#### Listed records

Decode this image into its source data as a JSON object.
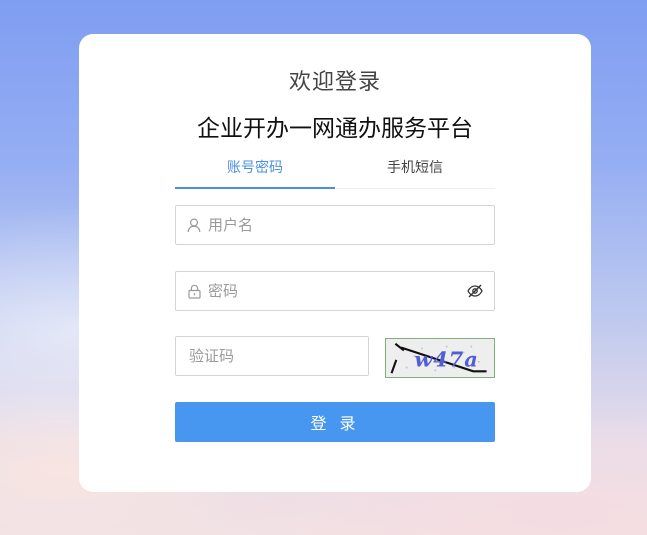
{
  "header": {
    "welcome": "欢迎登录",
    "platform_name": "企业开办一网通办服务平台"
  },
  "tabs": [
    {
      "label": "账号密码",
      "active": true
    },
    {
      "label": "手机短信",
      "active": false
    }
  ],
  "form": {
    "username": {
      "placeholder": "用户名",
      "value": "",
      "icon": "user-icon"
    },
    "password": {
      "placeholder": "密码",
      "value": "",
      "icon": "lock-icon",
      "toggle_icon": "eye-slash-icon"
    },
    "captcha": {
      "placeholder": "验证码",
      "value": "",
      "image_text": "w47a"
    }
  },
  "login_button": {
    "label": "登 录"
  },
  "colors": {
    "accent": "#4a90e2",
    "button": "#4796f0",
    "captcha_border": "#7fb07a"
  }
}
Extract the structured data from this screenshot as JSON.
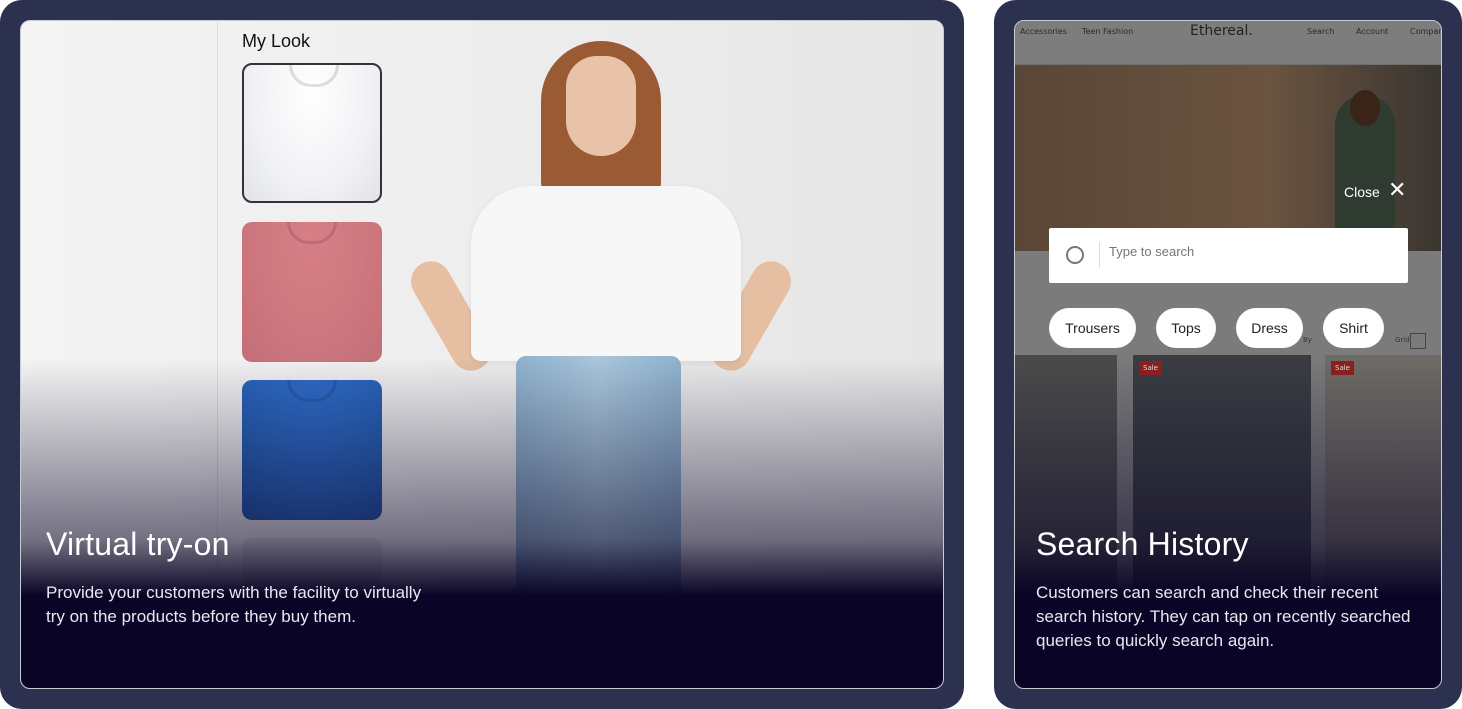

########

> [Stated goal]:
Pictures stay out; reproduce every line of the records exactly.

> [Task output]:
Decode this image into its source data as a JSON object.
{
  "header": {
    "welcome": "欢迎登录",
    "platform_name": "企业开办一网通办服务平台"
  },
  "tabs": [
    {
      "label": "账号密码",
      "active": true
    },
    {
      "label": "手机短信",
      "active": false
    }
  ],
  "form": {
    "username": {
      "placeholder": "用户名",
      "value": "",
      "icon": "user-icon"
    },
    "password": {
      "placeholder": "密码",
      "value": "",
      "icon": "lock-icon",
      "toggle_icon": "eye-slash-icon"
    },
    "captcha": {
      "placeholder": "验证码",
      "value": "",
      "image_text": "w47a"
    }
  },
  "login_button": {
    "label": "登 录"
  },
  "colors": {
    "accent": "#4a90e2",
    "button": "#4796f0",
    "captcha_border": "#7fb07a"
  }
}
Extract the structured data from this screenshot as JSON.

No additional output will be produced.